====== Rows

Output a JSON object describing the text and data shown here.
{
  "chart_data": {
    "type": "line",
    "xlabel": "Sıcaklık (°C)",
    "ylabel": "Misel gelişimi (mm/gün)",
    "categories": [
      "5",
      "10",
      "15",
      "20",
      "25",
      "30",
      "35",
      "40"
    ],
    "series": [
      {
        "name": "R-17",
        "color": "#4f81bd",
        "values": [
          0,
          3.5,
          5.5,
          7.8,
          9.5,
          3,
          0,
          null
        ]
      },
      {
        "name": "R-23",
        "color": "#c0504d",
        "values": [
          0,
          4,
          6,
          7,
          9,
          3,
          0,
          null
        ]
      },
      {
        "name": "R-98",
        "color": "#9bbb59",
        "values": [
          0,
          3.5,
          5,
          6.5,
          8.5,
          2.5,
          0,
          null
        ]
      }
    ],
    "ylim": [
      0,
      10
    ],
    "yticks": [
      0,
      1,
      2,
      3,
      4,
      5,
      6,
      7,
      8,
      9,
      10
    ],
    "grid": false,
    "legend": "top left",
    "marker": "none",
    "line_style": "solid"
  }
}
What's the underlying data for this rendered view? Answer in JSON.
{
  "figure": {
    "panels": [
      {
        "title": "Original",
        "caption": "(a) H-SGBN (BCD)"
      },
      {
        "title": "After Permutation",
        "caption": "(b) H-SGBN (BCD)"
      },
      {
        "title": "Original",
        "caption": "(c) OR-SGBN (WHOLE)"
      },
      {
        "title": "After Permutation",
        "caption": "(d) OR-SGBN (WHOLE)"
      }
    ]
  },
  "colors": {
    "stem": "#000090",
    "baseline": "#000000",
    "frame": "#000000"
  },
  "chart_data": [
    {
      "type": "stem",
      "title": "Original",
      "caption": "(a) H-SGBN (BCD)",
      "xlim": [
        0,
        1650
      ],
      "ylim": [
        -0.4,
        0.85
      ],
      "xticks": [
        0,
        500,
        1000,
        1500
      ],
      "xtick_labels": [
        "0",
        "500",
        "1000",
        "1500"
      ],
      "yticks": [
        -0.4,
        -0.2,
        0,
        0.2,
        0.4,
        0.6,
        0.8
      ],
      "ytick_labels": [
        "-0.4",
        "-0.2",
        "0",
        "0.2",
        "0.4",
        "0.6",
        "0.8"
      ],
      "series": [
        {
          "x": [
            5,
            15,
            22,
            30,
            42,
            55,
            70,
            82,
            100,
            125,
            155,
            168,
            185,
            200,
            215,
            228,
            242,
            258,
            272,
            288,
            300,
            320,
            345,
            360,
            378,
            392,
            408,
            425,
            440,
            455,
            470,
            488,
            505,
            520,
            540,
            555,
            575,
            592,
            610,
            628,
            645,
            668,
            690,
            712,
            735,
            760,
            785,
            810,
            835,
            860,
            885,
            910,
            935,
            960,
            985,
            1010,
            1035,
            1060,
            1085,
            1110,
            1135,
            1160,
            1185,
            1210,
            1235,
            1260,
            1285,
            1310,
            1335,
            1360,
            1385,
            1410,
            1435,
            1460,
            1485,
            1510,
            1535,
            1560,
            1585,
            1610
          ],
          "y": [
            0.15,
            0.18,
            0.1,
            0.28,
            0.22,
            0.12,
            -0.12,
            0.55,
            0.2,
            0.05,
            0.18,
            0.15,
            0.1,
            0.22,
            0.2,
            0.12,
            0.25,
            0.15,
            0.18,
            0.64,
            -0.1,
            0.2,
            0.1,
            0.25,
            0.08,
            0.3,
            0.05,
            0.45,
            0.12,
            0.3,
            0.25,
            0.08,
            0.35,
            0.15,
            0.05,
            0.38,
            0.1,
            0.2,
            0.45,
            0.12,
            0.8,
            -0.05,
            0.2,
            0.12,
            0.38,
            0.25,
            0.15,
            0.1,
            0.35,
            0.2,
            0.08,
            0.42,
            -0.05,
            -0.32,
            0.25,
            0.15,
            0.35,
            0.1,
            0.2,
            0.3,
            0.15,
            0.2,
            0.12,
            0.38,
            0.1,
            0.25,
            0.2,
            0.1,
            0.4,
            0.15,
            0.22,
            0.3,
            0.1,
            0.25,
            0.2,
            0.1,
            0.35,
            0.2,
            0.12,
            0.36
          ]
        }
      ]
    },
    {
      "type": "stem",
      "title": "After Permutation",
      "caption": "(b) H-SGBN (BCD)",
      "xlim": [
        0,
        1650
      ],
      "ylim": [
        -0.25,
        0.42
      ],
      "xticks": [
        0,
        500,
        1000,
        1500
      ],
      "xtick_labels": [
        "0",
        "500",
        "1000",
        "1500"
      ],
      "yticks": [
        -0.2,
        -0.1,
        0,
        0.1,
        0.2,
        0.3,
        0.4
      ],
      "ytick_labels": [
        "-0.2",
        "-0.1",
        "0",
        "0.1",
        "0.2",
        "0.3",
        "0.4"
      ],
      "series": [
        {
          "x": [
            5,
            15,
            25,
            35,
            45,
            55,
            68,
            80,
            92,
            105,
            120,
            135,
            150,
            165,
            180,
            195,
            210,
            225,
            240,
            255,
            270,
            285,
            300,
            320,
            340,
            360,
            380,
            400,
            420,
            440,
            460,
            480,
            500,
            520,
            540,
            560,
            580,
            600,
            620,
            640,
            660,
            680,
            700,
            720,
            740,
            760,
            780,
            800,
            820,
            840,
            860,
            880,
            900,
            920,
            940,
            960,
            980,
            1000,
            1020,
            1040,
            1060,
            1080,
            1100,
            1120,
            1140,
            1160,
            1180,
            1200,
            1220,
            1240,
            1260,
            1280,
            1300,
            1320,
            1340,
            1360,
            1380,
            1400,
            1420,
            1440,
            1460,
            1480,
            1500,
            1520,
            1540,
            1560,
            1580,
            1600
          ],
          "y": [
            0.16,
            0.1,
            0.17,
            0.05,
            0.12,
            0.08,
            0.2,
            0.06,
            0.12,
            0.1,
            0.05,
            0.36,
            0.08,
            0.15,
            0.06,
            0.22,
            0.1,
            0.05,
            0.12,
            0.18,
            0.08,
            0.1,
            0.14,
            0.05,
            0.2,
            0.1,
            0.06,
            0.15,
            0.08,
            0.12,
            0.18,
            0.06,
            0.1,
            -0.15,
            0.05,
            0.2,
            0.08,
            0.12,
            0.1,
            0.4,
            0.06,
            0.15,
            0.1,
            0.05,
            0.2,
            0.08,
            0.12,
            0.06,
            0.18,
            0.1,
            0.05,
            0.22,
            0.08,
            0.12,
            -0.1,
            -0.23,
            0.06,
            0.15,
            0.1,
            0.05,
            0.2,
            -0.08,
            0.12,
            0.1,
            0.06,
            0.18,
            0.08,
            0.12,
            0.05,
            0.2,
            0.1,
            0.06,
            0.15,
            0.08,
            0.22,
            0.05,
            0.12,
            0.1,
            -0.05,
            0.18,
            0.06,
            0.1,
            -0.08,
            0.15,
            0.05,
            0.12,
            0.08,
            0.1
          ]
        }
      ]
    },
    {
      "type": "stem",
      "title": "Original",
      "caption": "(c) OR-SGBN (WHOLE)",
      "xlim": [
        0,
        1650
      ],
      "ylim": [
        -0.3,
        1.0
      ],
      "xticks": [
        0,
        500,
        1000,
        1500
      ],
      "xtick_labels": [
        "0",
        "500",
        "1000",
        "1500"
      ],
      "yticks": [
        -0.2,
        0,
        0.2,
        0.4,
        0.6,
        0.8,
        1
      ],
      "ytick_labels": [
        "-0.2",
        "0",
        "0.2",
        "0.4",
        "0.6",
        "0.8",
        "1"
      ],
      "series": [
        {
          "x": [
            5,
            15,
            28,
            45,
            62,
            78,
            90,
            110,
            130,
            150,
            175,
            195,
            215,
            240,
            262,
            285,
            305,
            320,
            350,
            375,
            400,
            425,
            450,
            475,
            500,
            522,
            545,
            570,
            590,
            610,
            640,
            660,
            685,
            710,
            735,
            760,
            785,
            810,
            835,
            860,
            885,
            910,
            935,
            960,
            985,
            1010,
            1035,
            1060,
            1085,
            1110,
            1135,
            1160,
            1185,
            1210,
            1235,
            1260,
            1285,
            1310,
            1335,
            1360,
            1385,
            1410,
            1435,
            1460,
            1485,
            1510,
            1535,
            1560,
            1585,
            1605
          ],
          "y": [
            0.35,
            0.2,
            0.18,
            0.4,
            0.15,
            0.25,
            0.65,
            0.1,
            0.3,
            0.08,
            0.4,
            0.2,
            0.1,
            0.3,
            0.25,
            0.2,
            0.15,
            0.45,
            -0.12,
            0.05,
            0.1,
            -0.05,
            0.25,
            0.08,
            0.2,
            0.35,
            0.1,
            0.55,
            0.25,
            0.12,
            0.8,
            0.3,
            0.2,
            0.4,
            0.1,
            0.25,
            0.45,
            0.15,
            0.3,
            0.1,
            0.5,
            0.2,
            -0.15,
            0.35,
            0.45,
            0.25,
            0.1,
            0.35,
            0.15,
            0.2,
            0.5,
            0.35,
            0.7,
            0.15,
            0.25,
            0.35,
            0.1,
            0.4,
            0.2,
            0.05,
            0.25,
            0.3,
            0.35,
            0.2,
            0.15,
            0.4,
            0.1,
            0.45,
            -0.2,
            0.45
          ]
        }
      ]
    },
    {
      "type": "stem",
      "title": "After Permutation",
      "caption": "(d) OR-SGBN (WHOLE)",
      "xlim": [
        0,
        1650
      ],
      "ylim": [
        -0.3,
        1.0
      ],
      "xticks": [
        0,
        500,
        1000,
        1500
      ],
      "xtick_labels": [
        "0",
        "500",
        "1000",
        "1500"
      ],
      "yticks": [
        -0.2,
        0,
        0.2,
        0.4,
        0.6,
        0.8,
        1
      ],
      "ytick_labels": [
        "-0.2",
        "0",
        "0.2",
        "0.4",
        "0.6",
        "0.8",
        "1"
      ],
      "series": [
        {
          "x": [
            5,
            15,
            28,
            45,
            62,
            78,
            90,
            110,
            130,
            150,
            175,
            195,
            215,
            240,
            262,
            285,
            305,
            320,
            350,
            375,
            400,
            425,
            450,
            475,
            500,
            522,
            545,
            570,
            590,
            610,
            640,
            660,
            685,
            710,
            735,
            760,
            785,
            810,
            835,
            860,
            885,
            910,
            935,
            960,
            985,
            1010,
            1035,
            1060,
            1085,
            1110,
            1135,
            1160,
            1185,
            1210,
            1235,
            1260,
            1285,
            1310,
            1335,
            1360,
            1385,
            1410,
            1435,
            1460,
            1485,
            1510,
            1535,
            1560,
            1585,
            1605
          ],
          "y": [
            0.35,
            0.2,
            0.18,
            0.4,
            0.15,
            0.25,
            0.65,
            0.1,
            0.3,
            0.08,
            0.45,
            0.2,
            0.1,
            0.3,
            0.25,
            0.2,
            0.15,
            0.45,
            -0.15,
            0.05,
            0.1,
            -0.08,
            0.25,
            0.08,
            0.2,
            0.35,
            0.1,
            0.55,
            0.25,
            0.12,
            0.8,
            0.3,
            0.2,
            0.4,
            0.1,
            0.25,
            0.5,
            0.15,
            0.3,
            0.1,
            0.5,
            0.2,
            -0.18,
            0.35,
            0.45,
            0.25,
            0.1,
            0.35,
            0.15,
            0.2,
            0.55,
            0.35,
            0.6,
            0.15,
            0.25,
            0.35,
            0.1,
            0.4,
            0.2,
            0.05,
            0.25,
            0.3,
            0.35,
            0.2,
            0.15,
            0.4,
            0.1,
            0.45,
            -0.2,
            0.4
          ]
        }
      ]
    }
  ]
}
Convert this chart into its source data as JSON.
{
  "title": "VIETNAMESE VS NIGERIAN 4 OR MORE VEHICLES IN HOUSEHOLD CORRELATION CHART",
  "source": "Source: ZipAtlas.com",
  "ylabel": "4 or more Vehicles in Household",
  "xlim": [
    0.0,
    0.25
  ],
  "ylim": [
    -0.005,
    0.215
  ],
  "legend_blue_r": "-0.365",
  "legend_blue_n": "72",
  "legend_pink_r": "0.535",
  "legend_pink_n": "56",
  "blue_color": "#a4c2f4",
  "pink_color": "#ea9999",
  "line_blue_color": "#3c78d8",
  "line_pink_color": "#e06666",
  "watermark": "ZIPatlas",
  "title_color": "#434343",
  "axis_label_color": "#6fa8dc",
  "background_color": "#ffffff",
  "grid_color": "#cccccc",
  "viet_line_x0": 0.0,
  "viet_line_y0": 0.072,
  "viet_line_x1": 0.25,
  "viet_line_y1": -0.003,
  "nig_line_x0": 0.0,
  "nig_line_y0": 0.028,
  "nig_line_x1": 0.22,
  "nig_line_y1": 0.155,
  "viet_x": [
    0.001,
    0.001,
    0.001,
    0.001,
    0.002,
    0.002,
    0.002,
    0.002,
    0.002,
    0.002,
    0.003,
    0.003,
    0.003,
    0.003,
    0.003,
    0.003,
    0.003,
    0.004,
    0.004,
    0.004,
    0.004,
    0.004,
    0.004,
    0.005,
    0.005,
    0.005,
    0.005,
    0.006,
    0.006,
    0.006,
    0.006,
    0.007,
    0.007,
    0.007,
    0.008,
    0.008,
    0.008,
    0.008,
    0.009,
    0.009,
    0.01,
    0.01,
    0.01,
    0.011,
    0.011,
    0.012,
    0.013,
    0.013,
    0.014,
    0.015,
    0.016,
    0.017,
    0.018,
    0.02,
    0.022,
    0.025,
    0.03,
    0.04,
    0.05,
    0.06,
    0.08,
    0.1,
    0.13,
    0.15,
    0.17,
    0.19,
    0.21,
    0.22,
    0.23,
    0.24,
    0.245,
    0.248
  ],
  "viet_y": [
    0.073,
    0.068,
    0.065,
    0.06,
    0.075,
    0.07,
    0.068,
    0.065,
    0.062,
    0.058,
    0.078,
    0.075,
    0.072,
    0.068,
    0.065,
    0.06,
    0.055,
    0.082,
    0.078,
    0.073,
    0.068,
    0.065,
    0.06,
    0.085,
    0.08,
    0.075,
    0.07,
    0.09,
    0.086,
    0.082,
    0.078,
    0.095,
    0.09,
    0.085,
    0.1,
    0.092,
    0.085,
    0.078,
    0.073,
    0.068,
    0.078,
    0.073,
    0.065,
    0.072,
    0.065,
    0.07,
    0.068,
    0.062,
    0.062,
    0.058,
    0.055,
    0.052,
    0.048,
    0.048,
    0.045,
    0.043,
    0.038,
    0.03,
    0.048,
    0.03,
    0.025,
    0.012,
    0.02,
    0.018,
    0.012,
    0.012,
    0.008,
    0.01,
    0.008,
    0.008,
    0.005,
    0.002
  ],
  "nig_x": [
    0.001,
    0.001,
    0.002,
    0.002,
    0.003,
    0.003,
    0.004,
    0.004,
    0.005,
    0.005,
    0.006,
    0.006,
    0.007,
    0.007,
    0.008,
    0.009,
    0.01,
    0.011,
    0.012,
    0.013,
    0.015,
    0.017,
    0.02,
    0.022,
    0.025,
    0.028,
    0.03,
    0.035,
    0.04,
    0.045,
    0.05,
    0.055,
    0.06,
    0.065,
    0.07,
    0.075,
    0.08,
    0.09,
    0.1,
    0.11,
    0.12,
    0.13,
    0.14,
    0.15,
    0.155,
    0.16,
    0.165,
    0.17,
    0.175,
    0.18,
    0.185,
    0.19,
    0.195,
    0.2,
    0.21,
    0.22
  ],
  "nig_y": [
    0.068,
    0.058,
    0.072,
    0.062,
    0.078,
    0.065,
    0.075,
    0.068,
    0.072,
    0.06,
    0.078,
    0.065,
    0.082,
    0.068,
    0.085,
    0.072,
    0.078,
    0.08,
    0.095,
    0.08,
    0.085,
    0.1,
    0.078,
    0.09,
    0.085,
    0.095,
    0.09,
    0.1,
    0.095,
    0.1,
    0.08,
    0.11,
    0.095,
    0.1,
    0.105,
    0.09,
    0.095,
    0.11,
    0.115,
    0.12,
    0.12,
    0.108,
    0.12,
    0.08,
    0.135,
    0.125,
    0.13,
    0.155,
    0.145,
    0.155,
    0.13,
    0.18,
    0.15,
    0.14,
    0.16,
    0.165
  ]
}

============

*To do*. List every line above that contains the word "caption".

*Correct result*.
        "caption": "(a) H-SGBN (BCD)"
        "caption": "(b) H-SGBN (BCD)"
        "caption": "(c) OR-SGBN (WHOLE)"
        "caption": "(d) OR-SGBN (WHOLE)"
      "caption": "(a) H-SGBN (BCD)",
      "caption": "(b) H-SGBN (BCD)",
      "caption": "(c) OR-SGBN (WHOLE)",
      "caption": "(d) OR-SGBN (WHOLE)",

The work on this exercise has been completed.